** Begin Provided entries **

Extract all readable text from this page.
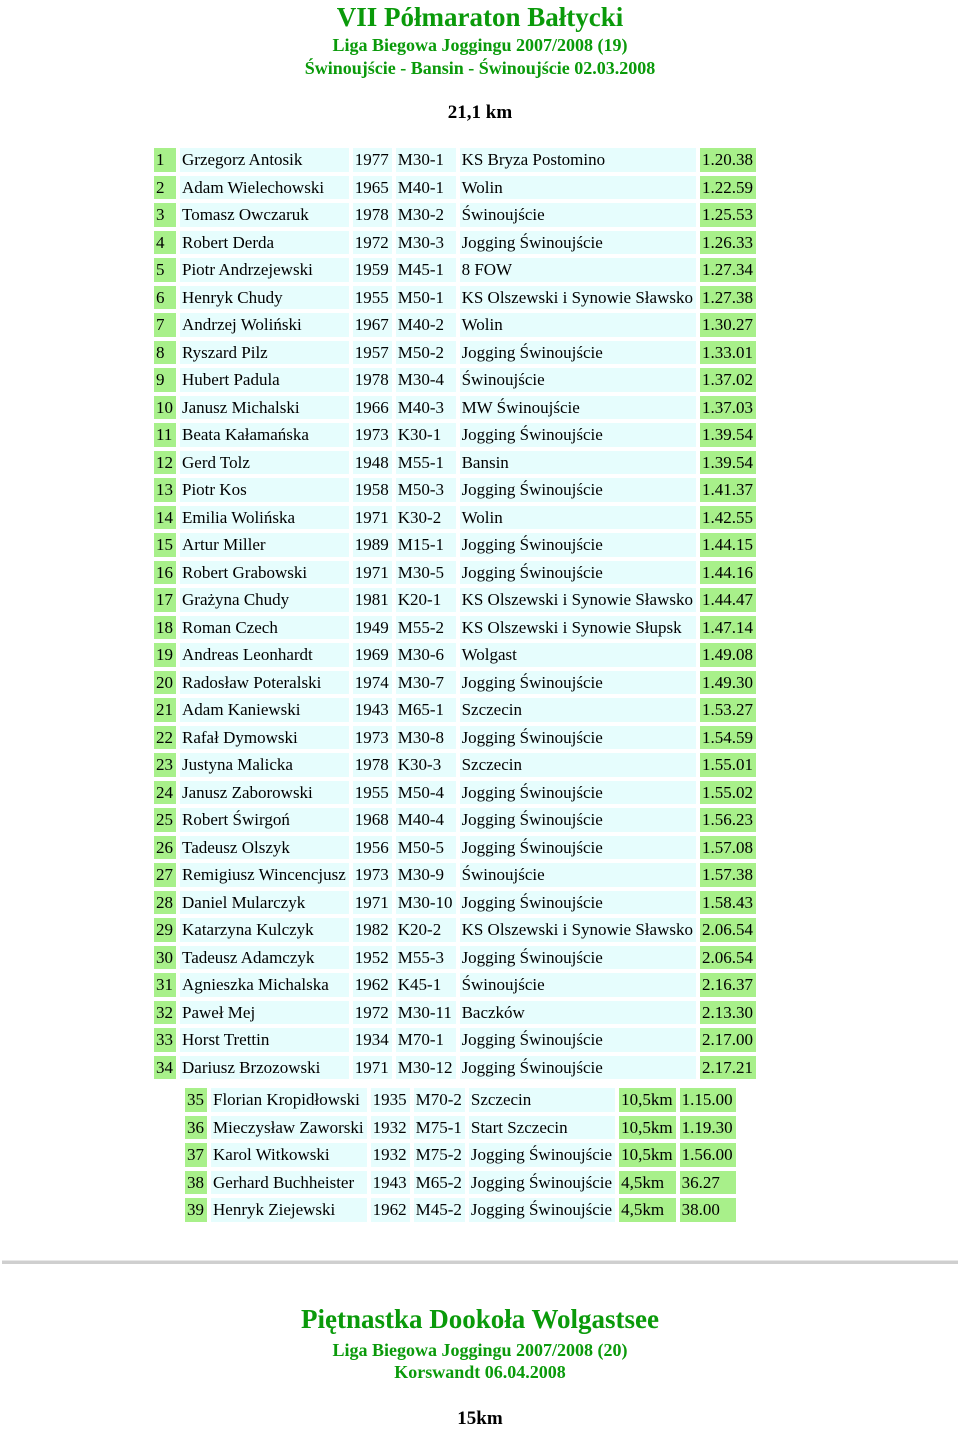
VII Półmaraton Bałtycki
Liga Biegowa Joggingu 2007/2008 (19)
Świnoujście - Bansin - Świnoujście 02.03.2008
21,1 km
1	Grzegorz Antosik	1977	M30-1	KS Bryza Postomino	1.20.38
2	Adam Wielechowski	1965	M40-1	Wolin	1.22.59
3	Tomasz Owczaruk	1978	M30-2	Świnoujście	1.25.53
4	Robert Derda	1972	M30-3	Jogging Świnoujście	1.26.33
5	Piotr Andrzejewski	1959	M45-1	8 FOW	1.27.34
6	Henryk Chudy	1955	M50-1	KS Olszewski i Synowie Sławsko	1.27.38
7	Andrzej Woliński	1967	M40-2	Wolin	1.30.27
8	Ryszard Pilz	1957	M50-2	Jogging Świnoujście	1.33.01
9	Hubert Padula	1978	M30-4	Świnoujście	1.37.02
10	Janusz Michalski	1966	M40-3	MW Świnoujście	1.37.03
11	Beata Kałamańska	1973	K30-1	Jogging Świnoujście	1.39.54
12	Gerd Tolz	1948	M55-1	Bansin	1.39.54
13	Piotr Kos	1958	M50-3	Jogging Świnoujście	1.41.37
14	Emilia Wolińska	1971	K30-2	Wolin	1.42.55
15	Artur Miller	1989	M15-1	Jogging Świnoujście	1.44.15
16	Robert Grabowski	1971	M30-5	Jogging Świnoujście	1.44.16
17	Grażyna Chudy	1981	K20-1	KS Olszewski i Synowie Sławsko	1.44.47
18	Roman Czech	1949	M55-2	KS Olszewski i Synowie Słupsk	1.47.14
19	Andreas Leonhardt	1969	M30-6	Wolgast	1.49.08
20	Radosław Poteralski	1974	M30-7	Jogging Świnoujście	1.49.30
21	Adam Kaniewski	1943	M65-1	Szczecin	1.53.27
22	Rafał Dymowski	1973	M30-8	Jogging Świnoujście	1.54.59
23	Justyna Malicka	1978	K30-3	Szczecin	1.55.01
24	Janusz Zaborowski	1955	M50-4	Jogging Świnoujście	1.55.02
25	Robert Świrgoń	1968	M40-4	Jogging Świnoujście	1.56.23
26	Tadeusz Olszyk	1956	M50-5	Jogging Świnoujście	1.57.08
27	Remigiusz Wincencjusz	1973	M30-9	Świnoujście	1.57.38
28	Daniel Mularczyk	1971	M30-10	Jogging Świnoujście	1.58.43
29	Katarzyna Kulczyk	1982	K20-2	KS Olszewski i Synowie Sławsko	2.06.54
30	Tadeusz Adamczyk	1952	M55-3	Jogging Świnoujście	2.06.54
31	Agnieszka Michalska	1962	K45-1	Świnoujście	2.16.37
32	Paweł Mej	1972	M30-11	Baczków	2.13.30
33	Horst Trettin	1934	M70-1	Jogging Świnoujście	2.17.00
34	Dariusz Brzozowski	1971	M30-12	Jogging Świnoujście	2.17.21
35	Florian Kropidłowski	1935	M70-2	Szczecin	10,5km	1.15.00
36	Mieczysław Zaworski	1932	M75-1	Start Szczecin	10,5km	1.19.30
37	Karol Witkowski	1932	M75-2	Jogging Świnoujście	10,5km	1.56.00
38	Gerhard Buchheister	1943	M65-2	Jogging Świnoujście	4,5km	36.27
39	Henryk Ziejewski	1962	M45-2	Jogging Świnoujście	4,5km	38.00
Piętnastka Dookoła Wolgastsee
Liga Biegowa Joggingu 2007/2008 (20)
Korswandt 06.04.2008
15km
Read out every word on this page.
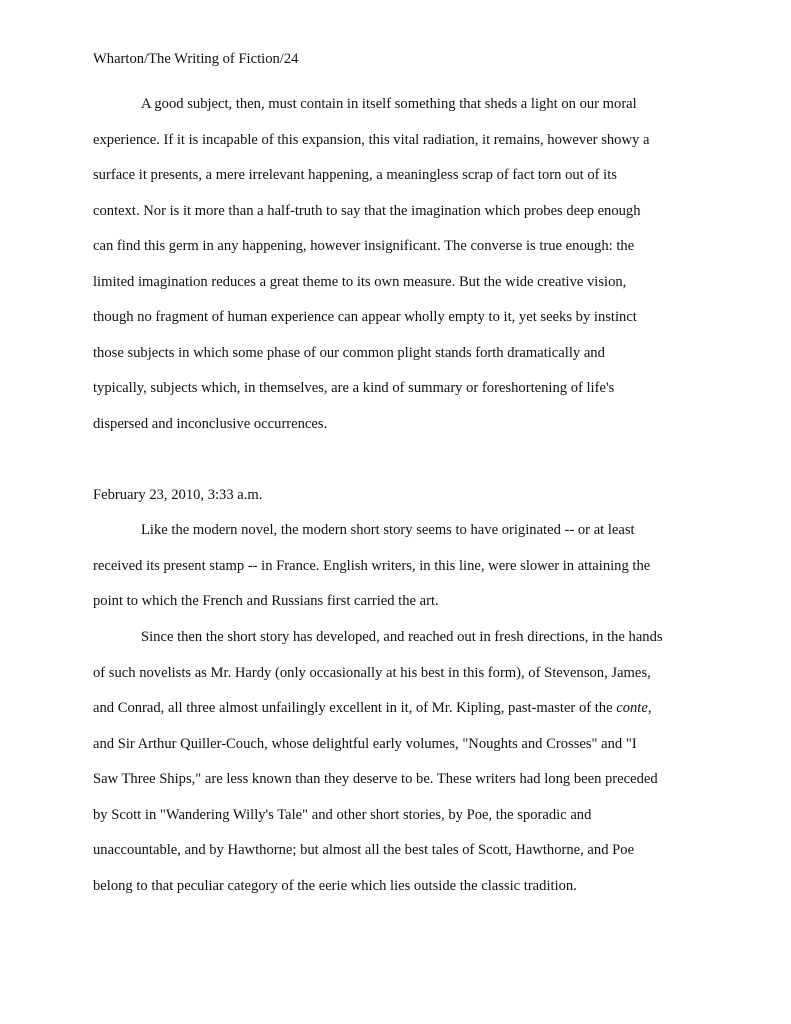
Wharton/The Writing of Fiction/24
A good subject, then, must contain in itself something that sheds a light on our moral
experience. If it is incapable of this expansion, this vital radiation, it remains, however showy a
surface it presents, a mere irrelevant happening, a meaningless scrap of fact torn out of its
context. Nor is it more than a half-truth to say that the imagination which probes deep enough
can find this germ in any happening, however insignificant. The converse is true enough: the
limited imagination reduces a great theme to its own measure. But the wide creative vision,
though no fragment of human experience can appear wholly empty to it, yet seeks by instinct
those subjects in which some phase of our common plight stands forth dramatically and
typically, subjects which, in themselves, are a kind of summary or foreshortening of life's
dispersed and inconclusive occurrences.
February 23, 2010, 3:33 a.m.
Like the modern novel, the modern short story seems to have originated -- or at least
received its present stamp -- in France. English writers, in this line, were slower in attaining the
point to which the French and Russians first carried the art.
Since then the short story has developed, and reached out in fresh directions, in the hands
of such novelists as Mr. Hardy (only occasionally at his best in this form), of Stevenson, James,
and Conrad, all three almost unfailingly excellent in it, of Mr. Kipling, past-master of the conte,
and Sir Arthur Quiller-Couch, whose delightful early volumes, "Noughts and Crosses" and "I
Saw Three Ships," are less known than they deserve to be. These writers had long been preceded
by Scott in "Wandering Willy's Tale" and other short stories, by Poe, the sporadic and
unaccountable, and by Hawthorne; but almost all the best tales of Scott, Hawthorne, and Poe
belong to that peculiar category of the eerie which lies outside the classic tradition.
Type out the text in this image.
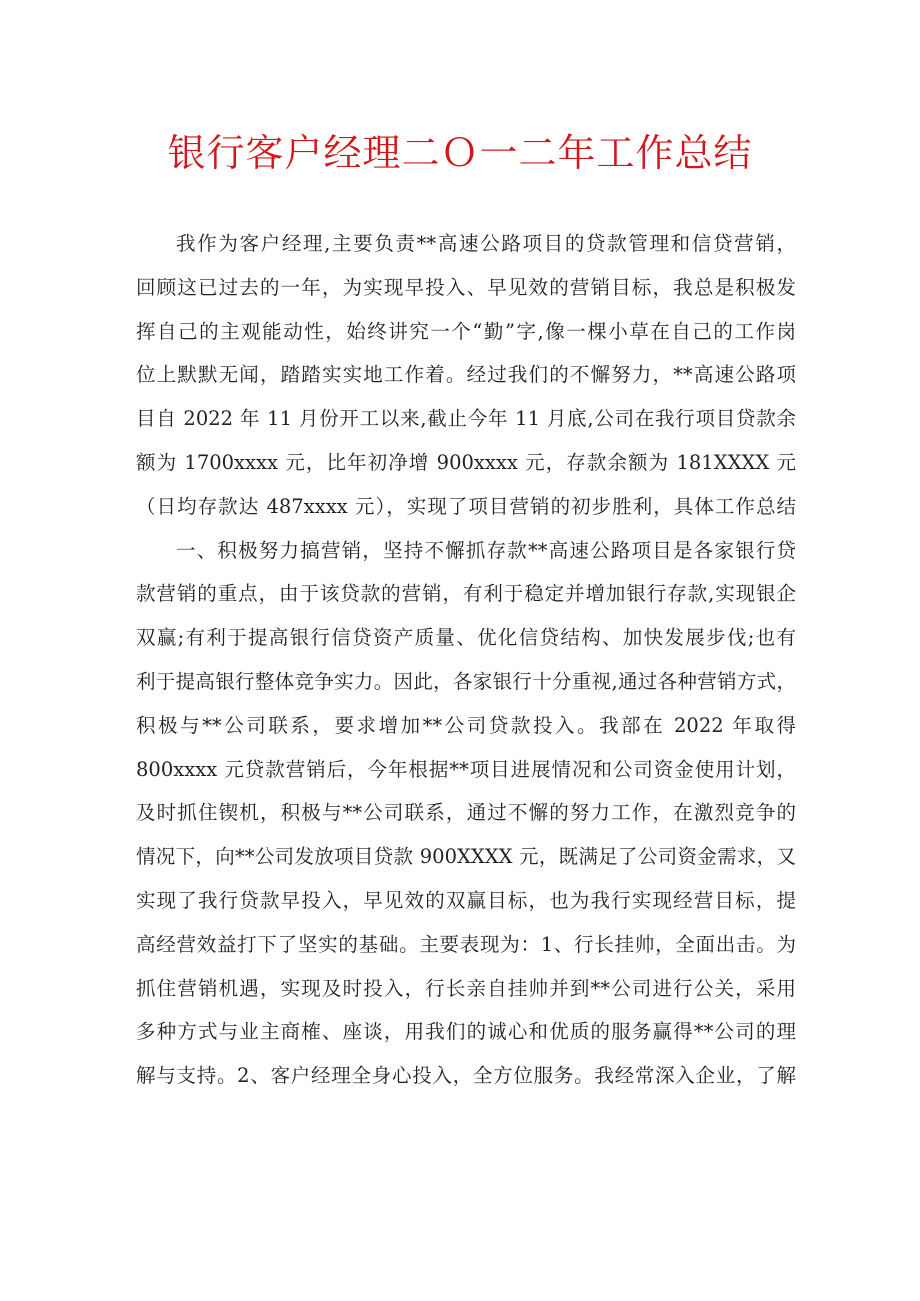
银行客户经理二Ｏ一二年工作总结
我作为客户经理,主要负责**高速公路项目的贷款管理和信贷营销，
回顾这已过去的一年，为实现早投入、早见效的营销目标，我总是积极发
挥自己的主观能动性，始终讲究一个“勤”字,像一棵小草在自己的工作岗
位上默默无闻，踏踏实实地工作着。经过我们的不懈努力，**高速公路项
目自 2022 年 11 月份开工以来,截止今年 11 月底,公司在我行项目贷款余
额为 1700xxxx 元，比年初净增 900xxxx 元，存款余额为 181XXXX 元
（日均存款达 487xxxx 元），实现了项目营销的初步胜利，具体工作总结
一、积极努力搞营销，坚持不懈抓存款**高速公路项目是各家银行贷
款营销的重点，由于该贷款的营销，有利于稳定并增加银行存款,实现银企
双赢;有利于提高银行信贷资产质量、优化信贷结构、加快发展步伐;也有
利于提高银行整体竞争实力。因此，各家银行十分重视,通过各种营销方式，
积极与**公司联系，要求增加**公司贷款投入。我部在 2022 年取得
800xxxx 元贷款营销后，今年根据**项目进展情况和公司资金使用计划，
及时抓住锲机，积极与**公司联系，通过不懈的努力工作，在激烈竞争的
情况下，向**公司发放项目贷款 900XXXX 元，既满足了公司资金需求，又
实现了我行贷款早投入，早见效的双赢目标，也为我行实现经营目标，提
高经营效益打下了坚实的基础。主要表现为：1、行长挂帅，全面出击。为
抓住营销机遇，实现及时投入，行长亲自挂帅并到**公司进行公关，采用
多种方式与业主商榷、座谈，用我们的诚心和优质的服务赢得**公司的理
解与支持。2、客户经理全身心投入，全方位服务。我经常深入企业，了解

** End Provided entries **

## Task brief:
Keep every word of the data as it is when you write it out, but drop the pictures.

## Task answer:
Extract all readable text from this page.
VII Półmaraton Bałtycki
Liga Biegowa Joggingu 2007/2008 (19)
Świnoujście - Bansin - Świnoujście 02.03.2008
21,1 km
1	Grzegorz Antosik	1977	M30-1	KS Bryza Postomino	1.20.38
2	Adam Wielechowski	1965	M40-1	Wolin	1.22.59
3	Tomasz Owczaruk	1978	M30-2	Świnoujście	1.25.53
4	Robert Derda	1972	M30-3	Jogging Świnoujście	1.26.33
5	Piotr Andrzejewski	1959	M45-1	8 FOW	1.27.34
6	Henryk Chudy	1955	M50-1	KS Olszewski i Synowie Sławsko	1.27.38
7	Andrzej Woliński	1967	M40-2	Wolin	1.30.27
8	Ryszard Pilz	1957	M50-2	Jogging Świnoujście	1.33.01
9	Hubert Padula	1978	M30-4	Świnoujście	1.37.02
10	Janusz Michalski	1966	M40-3	MW Świnoujście	1.37.03
11	Beata Kałamańska	1973	K30-1	Jogging Świnoujście	1.39.54
12	Gerd Tolz	1948	M55-1	Bansin	1.39.54
13	Piotr Kos	1958	M50-3	Jogging Świnoujście	1.41.37
14	Emilia Wolińska	1971	K30-2	Wolin	1.42.55
15	Artur Miller	1989	M15-1	Jogging Świnoujście	1.44.15
16	Robert Grabowski	1971	M30-5	Jogging Świnoujście	1.44.16
17	Grażyna Chudy	1981	K20-1	KS Olszewski i Synowie Sławsko	1.44.47
18	Roman Czech	1949	M55-2	KS Olszewski i Synowie Słupsk	1.47.14
19	Andreas Leonhardt	1969	M30-6	Wolgast	1.49.08
20	Radosław Poteralski	1974	M30-7	Jogging Świnoujście	1.49.30
21	Adam Kaniewski	1943	M65-1	Szczecin	1.53.27
22	Rafał Dymowski	1973	M30-8	Jogging Świnoujście	1.54.59
23	Justyna Malicka	1978	K30-3	Szczecin	1.55.01
24	Janusz Zaborowski	1955	M50-4	Jogging Świnoujście	1.55.02
25	Robert Świrgoń	1968	M40-4	Jogging Świnoujście	1.56.23
26	Tadeusz Olszyk	1956	M50-5	Jogging Świnoujście	1.57.08
27	Remigiusz Wincencjusz	1973	M30-9	Świnoujście	1.57.38
28	Daniel Mularczyk	1971	M30-10	Jogging Świnoujście	1.58.43
29	Katarzyna Kulczyk	1982	K20-2	KS Olszewski i Synowie Sławsko	2.06.54
30	Tadeusz Adamczyk	1952	M55-3	Jogging Świnoujście	2.06.54
31	Agnieszka Michalska	1962	K45-1	Świnoujście	2.16.37
32	Paweł Mej	1972	M30-11	Baczków	2.13.30
33	Horst Trettin	1934	M70-1	Jogging Świnoujście	2.17.00
34	Dariusz Brzozowski	1971	M30-12	Jogging Świnoujście	2.17.21
35	Florian Kropidłowski	1935	M70-2	Szczecin	10,5km	1.15.00
36	Mieczysław Zaworski	1932	M75-1	Start Szczecin	10,5km	1.19.30
37	Karol Witkowski	1932	M75-2	Jogging Świnoujście	10,5km	1.56.00
38	Gerhard Buchheister	1943	M65-2	Jogging Świnoujście	4,5km	36.27
39	Henryk Ziejewski	1962	M45-2	Jogging Świnoujście	4,5km	38.00
Piętnastka Dookoła Wolgastsee
Liga Biegowa Joggingu 2007/2008 (20)
Korswandt 06.04.2008
15km
Read out every word on this page.
Wharton/The Writing of Fiction/24
A good subject, then, must contain in itself something that sheds a light on our moral
experience. If it is incapable of this expansion, this vital radiation, it remains, however showy a
surface it presents, a mere irrelevant happening, a meaningless scrap of fact torn out of its
context. Nor is it more than a half-truth to say that the imagination which probes deep enough
can find this germ in any happening, however insignificant. The converse is true enough: the
limited imagination reduces a great theme to its own measure. But the wide creative vision,
though no fragment of human experience can appear wholly empty to it, yet seeks by instinct
those subjects in which some phase of our common plight stands forth dramatically and
typically, subjects which, in themselves, are a kind of summary or foreshortening of life's
dispersed and inconclusive occurrences.
February 23, 2010, 3:33 a.m.
Like the modern novel, the modern short story seems to have originated -- or at least
received its present stamp -- in France. English writers, in this line, were slower in attaining the
point to which the French and Russians first carried the art.
Since then the short story has developed, and reached out in fresh directions, in the hands
of such novelists as Mr. Hardy (only occasionally at his best in this form), of Stevenson, James,
and Conrad, all three almost unfailingly excellent in it, of Mr. Kipling, past-master of the conte,
and Sir Arthur Quiller-Couch, whose delightful early volumes, "Noughts and Crosses" and "I
Saw Three Ships," are less known than they deserve to be. These writers had long been preceded
by Scott in "Wandering Willy's Tale" and other short stories, by Poe, the sporadic and
unaccountable, and by Hawthorne; but almost all the best tales of Scott, Hawthorne, and Poe
belong to that peculiar category of the eerie which lies outside the classic tradition.
Type out the text in this image.
银行客户经理二Ｏ一二年工作总结
我作为客户经理,主要负责**高速公路项目的贷款管理和信贷营销，
回顾这已过去的一年，为实现早投入、早见效的营销目标，我总是积极发
挥自己的主观能动性，始终讲究一个“勤”字,像一棵小草在自己的工作岗
位上默默无闻，踏踏实实地工作着。经过我们的不懈努力，**高速公路项
目自 2022 年 11 月份开工以来,截止今年 11 月底,公司在我行项目贷款余
额为 1700xxxx 元，比年初净增 900xxxx 元，存款余额为 181XXXX 元
（日均存款达 487xxxx 元），实现了项目营销的初步胜利，具体工作总结
一、积极努力搞营销，坚持不懈抓存款**高速公路项目是各家银行贷
款营销的重点，由于该贷款的营销，有利于稳定并增加银行存款,实现银企
双赢;有利于提高银行信贷资产质量、优化信贷结构、加快发展步伐;也有
利于提高银行整体竞争实力。因此，各家银行十分重视,通过各种营销方式，
积极与**公司联系，要求增加**公司贷款投入。我部在 2022 年取得
800xxxx 元贷款营销后，今年根据**项目进展情况和公司资金使用计划，
及时抓住锲机，积极与**公司联系，通过不懈的努力工作，在激烈竞争的
情况下，向**公司发放项目贷款 900XXXX 元，既满足了公司资金需求，又
实现了我行贷款早投入，早见效的双赢目标，也为我行实现经营目标，提
高经营效益打下了坚实的基础。主要表现为：1、行长挂帅，全面出击。为
抓住营销机遇，实现及时投入，行长亲自挂帅并到**公司进行公关，采用
多种方式与业主商榷、座谈，用我们的诚心和优质的服务赢得**公司的理
解与支持。2、客户经理全身心投入，全方位服务。我经常深入企业，了解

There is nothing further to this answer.